(Entries taken from a collection)

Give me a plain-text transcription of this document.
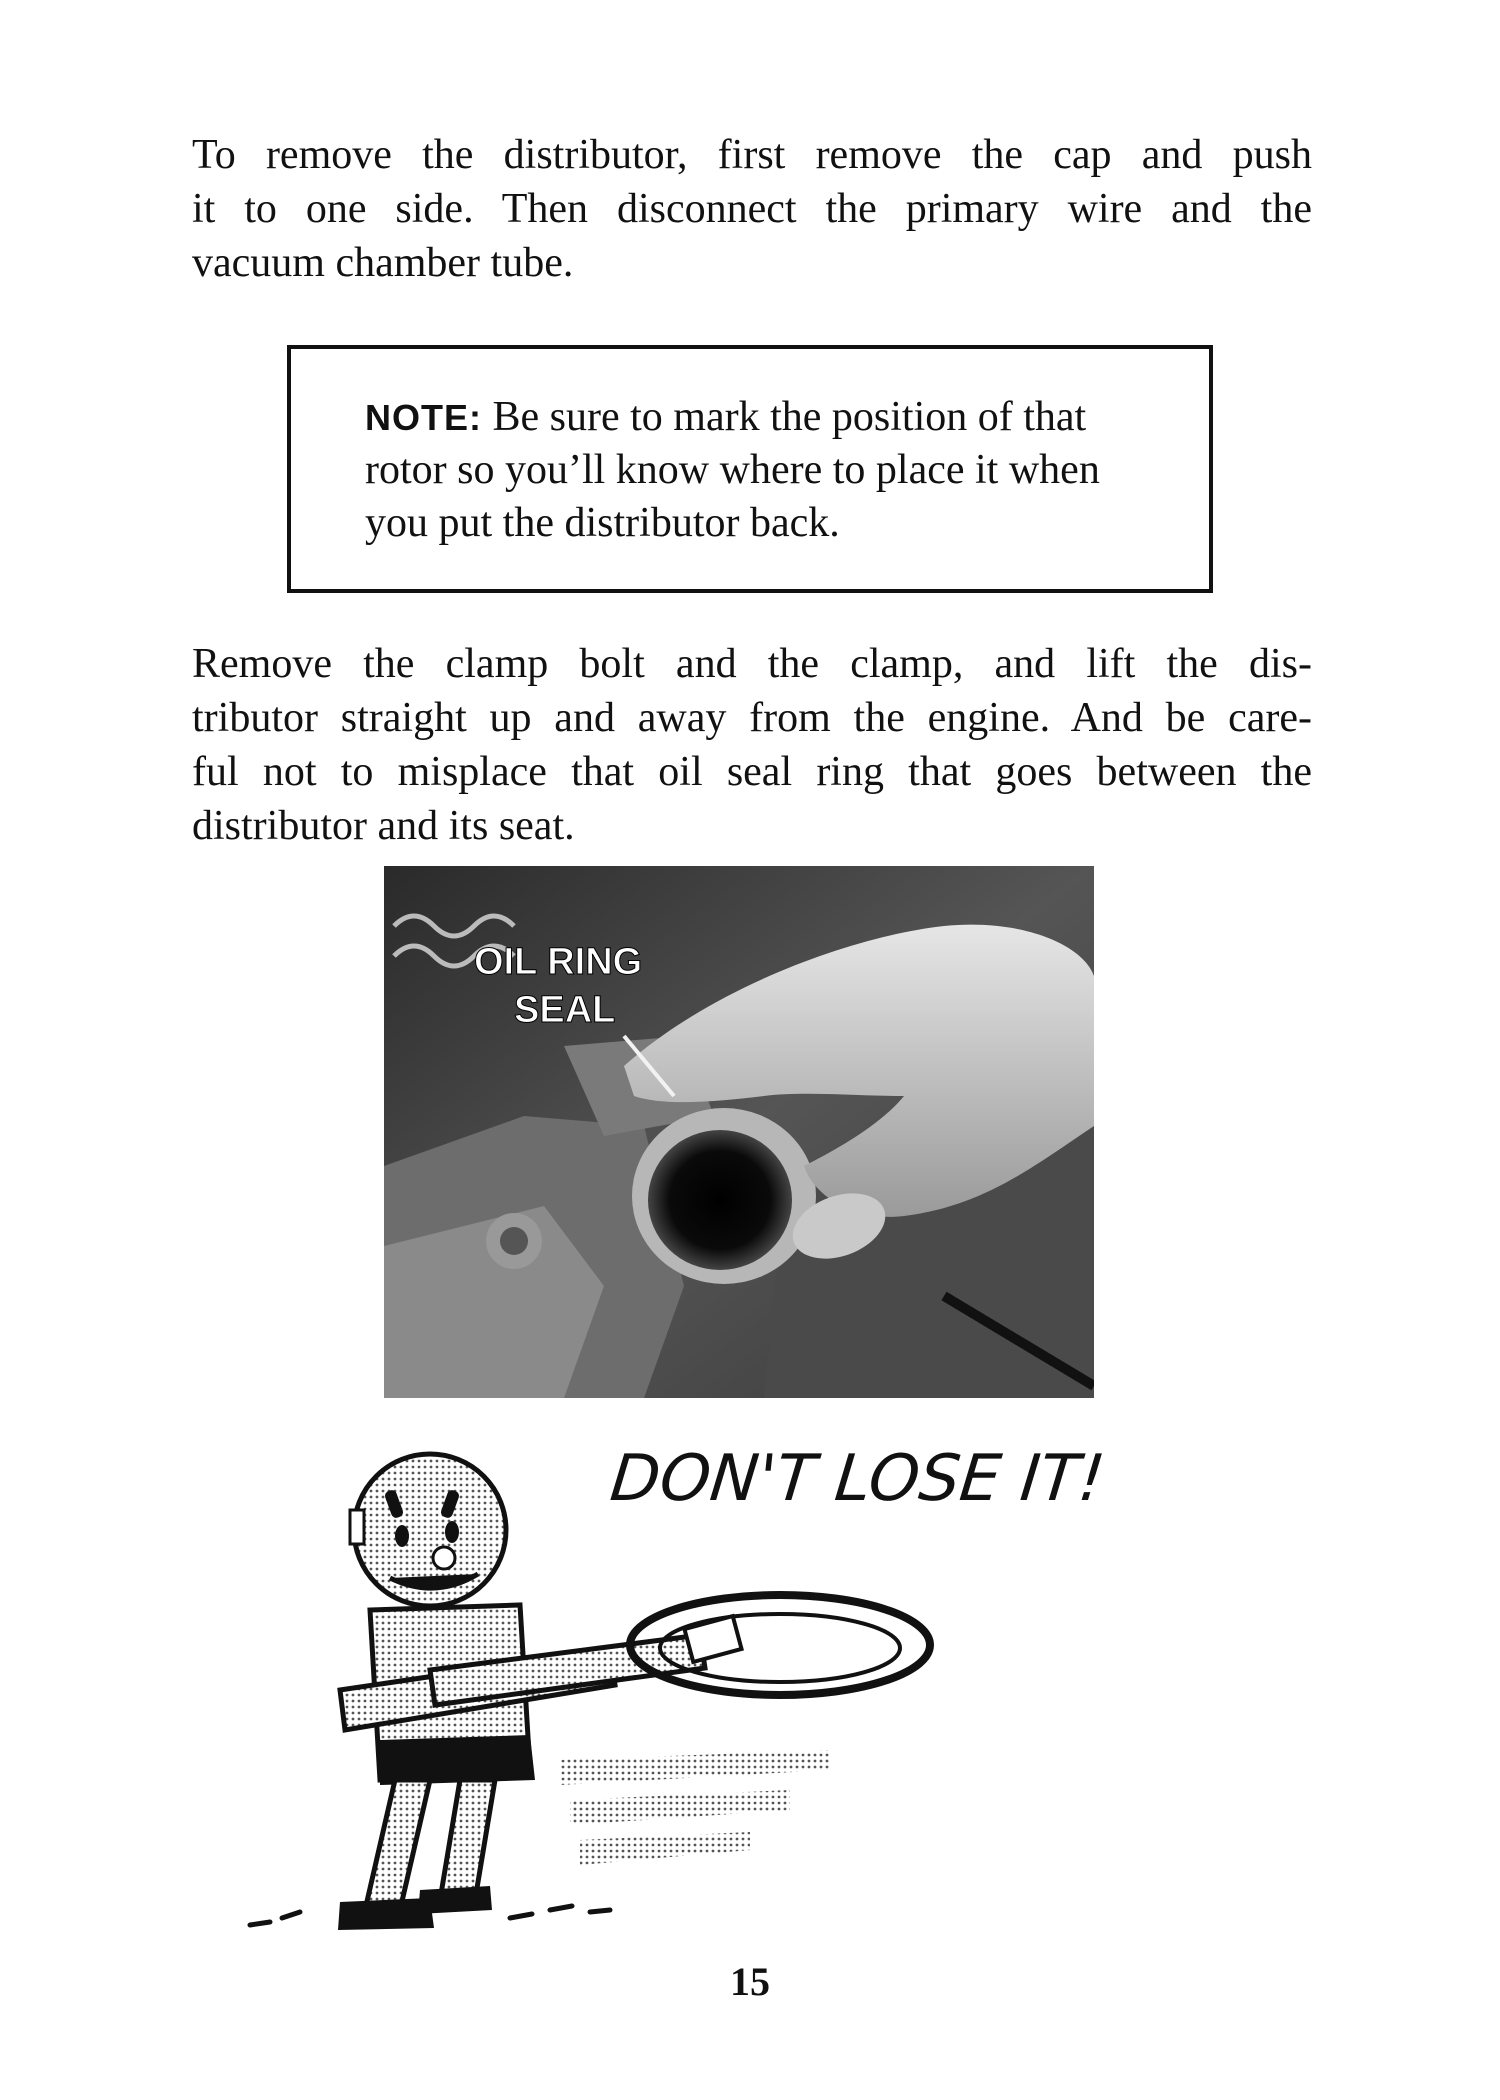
To remove the distributor, first remove the cap and push
it to one side. Then disconnect the primary wire and the
vacuum chamber tube.

NOTE: Be sure to mark the position of that
rotor so you’ll know where to place it when
you put the distributor back.

Remove the clamp bolt and the clamp, and lift the dis-
tributor straight up and away from the engine. And be care-
ful not to misplace that oil seal ring that goes between the
distributor and its seat.

OIL RING
SEAL
DON'T LOSE IT!
15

== SHORT TASK ==
Please repeat the entries exactly. Do not include the pictures.

== RESULT FOR THIS EXERCISE ==
Give me a plain-text transcription of this document.
To remove the distributor, first remove the cap and push
it to one side. Then disconnect the primary wire and the
vacuum chamber tube.

NOTE: Be sure to mark the position of that
rotor so you’ll know where to place it when
you put the distributor back.

Remove the clamp bolt and the clamp, and lift the dis-
tributor straight up and away from the engine. And be care-
ful not to misplace that oil seal ring that goes between the
distributor and its seat.

OIL RING
SEAL
DON'T LOSE IT!
15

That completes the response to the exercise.